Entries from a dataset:
▬▬▬▬▬▬
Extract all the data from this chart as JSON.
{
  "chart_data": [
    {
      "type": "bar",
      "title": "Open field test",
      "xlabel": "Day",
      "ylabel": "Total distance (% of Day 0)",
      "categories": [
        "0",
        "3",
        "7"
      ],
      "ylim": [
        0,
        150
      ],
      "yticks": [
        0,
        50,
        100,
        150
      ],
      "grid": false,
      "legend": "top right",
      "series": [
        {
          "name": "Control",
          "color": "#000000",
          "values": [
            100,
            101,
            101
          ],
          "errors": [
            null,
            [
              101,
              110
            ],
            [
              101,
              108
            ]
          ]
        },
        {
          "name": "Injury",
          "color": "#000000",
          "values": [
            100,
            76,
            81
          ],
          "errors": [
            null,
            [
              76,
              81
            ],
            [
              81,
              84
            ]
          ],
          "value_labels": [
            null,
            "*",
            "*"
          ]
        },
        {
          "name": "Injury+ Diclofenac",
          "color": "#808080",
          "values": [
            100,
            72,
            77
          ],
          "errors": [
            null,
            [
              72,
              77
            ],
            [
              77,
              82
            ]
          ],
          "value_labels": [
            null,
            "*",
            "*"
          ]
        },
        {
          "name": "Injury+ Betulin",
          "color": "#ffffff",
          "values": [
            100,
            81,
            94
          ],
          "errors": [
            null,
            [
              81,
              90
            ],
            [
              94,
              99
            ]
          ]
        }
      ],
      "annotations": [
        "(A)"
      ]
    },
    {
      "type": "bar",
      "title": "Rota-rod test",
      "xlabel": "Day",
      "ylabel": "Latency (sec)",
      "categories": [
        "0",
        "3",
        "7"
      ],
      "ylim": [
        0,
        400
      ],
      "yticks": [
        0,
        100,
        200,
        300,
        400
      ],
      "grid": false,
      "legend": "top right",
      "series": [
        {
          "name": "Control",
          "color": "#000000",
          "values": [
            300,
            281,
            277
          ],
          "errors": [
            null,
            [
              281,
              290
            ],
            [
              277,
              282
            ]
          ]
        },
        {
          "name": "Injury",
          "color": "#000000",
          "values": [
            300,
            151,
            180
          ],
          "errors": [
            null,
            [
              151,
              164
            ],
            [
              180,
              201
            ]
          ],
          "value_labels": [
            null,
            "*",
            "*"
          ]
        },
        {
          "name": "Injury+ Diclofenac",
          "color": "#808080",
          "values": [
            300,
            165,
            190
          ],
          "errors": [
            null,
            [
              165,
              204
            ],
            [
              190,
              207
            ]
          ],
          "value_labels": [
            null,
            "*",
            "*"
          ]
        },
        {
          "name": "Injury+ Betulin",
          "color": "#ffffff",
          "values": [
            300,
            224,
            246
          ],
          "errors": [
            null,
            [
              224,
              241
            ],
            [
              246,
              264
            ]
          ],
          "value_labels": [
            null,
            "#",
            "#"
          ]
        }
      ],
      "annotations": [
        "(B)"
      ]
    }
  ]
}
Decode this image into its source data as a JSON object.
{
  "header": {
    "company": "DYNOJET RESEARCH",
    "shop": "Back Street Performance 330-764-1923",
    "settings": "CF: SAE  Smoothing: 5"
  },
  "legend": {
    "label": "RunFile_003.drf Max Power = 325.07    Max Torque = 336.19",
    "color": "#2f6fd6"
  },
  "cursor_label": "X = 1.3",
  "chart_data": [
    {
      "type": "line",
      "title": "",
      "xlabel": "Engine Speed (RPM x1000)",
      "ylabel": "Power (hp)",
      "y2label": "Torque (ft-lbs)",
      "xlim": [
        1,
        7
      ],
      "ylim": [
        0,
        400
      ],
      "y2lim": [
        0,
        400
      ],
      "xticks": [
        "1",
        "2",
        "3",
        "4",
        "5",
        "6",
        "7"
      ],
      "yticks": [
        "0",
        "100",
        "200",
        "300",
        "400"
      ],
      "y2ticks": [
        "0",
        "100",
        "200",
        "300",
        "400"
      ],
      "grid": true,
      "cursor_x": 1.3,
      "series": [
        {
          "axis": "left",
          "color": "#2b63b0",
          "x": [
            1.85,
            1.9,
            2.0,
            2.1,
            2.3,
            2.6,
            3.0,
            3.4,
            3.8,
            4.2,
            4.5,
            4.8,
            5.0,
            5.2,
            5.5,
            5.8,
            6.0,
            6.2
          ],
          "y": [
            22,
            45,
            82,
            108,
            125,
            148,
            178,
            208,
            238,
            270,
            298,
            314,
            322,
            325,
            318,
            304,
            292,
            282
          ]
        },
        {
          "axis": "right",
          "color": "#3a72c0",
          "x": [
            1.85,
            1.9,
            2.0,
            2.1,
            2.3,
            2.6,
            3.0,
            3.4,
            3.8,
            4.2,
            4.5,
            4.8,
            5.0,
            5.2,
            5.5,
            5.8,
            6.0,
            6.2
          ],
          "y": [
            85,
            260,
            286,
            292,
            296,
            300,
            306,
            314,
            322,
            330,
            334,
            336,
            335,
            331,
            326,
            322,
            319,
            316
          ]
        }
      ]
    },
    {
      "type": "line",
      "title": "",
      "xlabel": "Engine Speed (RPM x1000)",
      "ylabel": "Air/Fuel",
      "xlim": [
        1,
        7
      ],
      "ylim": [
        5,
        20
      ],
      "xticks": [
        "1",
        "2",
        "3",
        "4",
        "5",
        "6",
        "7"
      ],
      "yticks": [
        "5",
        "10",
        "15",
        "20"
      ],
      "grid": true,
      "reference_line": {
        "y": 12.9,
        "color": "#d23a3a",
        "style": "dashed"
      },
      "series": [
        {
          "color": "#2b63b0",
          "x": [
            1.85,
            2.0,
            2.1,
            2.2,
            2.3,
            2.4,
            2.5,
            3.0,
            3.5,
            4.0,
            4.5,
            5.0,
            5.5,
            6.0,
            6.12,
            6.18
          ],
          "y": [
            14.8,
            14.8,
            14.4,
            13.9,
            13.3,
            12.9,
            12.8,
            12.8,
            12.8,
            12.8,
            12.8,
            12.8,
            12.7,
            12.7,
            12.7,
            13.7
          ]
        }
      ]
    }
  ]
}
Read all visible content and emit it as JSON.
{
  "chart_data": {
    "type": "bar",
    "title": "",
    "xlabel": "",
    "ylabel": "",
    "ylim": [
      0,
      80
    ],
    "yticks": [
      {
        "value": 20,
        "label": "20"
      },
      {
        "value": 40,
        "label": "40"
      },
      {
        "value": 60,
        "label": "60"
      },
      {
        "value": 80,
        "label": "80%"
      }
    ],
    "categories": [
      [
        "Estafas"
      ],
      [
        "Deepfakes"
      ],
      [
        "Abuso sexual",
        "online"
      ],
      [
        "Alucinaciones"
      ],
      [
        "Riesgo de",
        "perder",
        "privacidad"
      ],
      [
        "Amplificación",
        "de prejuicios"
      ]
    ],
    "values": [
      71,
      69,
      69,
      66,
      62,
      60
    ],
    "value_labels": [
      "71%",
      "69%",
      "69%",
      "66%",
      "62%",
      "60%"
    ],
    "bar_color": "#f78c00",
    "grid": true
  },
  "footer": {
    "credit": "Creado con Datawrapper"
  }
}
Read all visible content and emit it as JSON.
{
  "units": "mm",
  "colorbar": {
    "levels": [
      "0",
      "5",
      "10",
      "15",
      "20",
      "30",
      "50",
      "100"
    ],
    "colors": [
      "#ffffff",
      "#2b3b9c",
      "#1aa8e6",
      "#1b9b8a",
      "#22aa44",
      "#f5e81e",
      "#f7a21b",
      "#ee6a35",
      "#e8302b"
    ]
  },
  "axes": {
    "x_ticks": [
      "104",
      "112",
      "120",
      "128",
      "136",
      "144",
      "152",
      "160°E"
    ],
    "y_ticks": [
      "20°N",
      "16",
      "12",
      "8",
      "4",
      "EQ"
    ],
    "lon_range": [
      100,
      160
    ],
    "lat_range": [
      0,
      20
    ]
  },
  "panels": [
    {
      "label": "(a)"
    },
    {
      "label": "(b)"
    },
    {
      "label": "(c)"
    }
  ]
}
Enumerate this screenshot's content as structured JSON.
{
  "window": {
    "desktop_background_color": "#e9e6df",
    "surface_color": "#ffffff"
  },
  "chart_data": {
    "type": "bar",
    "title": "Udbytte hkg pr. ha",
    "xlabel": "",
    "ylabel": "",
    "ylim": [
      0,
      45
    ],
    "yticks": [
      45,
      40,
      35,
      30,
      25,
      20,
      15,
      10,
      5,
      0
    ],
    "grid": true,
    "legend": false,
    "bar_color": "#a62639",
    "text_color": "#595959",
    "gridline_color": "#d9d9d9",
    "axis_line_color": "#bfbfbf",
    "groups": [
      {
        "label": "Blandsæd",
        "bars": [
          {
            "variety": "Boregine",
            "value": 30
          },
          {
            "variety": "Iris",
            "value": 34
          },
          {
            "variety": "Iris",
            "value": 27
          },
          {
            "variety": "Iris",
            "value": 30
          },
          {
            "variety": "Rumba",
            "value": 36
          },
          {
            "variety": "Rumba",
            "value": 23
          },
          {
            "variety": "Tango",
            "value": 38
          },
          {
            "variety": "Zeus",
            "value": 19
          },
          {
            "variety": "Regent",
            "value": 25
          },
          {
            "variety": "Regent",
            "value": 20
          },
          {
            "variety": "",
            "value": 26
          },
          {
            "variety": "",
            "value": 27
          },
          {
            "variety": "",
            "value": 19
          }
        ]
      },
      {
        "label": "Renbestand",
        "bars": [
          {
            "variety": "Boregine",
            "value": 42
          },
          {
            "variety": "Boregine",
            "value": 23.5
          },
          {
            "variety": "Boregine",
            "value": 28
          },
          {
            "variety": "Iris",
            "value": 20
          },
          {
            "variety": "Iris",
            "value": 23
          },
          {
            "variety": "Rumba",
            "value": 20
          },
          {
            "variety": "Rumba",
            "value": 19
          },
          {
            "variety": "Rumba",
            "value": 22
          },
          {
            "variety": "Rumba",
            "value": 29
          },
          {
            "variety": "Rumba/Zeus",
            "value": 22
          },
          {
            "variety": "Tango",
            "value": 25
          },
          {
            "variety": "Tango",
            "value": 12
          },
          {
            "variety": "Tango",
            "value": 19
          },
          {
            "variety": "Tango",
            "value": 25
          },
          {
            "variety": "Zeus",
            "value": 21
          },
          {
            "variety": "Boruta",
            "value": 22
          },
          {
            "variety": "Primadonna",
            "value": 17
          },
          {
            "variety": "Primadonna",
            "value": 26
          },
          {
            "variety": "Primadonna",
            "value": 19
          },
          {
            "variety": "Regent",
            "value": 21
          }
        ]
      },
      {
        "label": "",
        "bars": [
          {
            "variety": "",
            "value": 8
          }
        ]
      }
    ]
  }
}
▬▬▬▬▬▬
- **BRIEF**
Find the word "Power" and list each line it appears in.

- **SOLUTION TO THIS PROBLEM**
    "label": "RunFile_003.drf Max Power = 325.07    Max Torque = 336.19",
      "ylabel": "Power (hp)",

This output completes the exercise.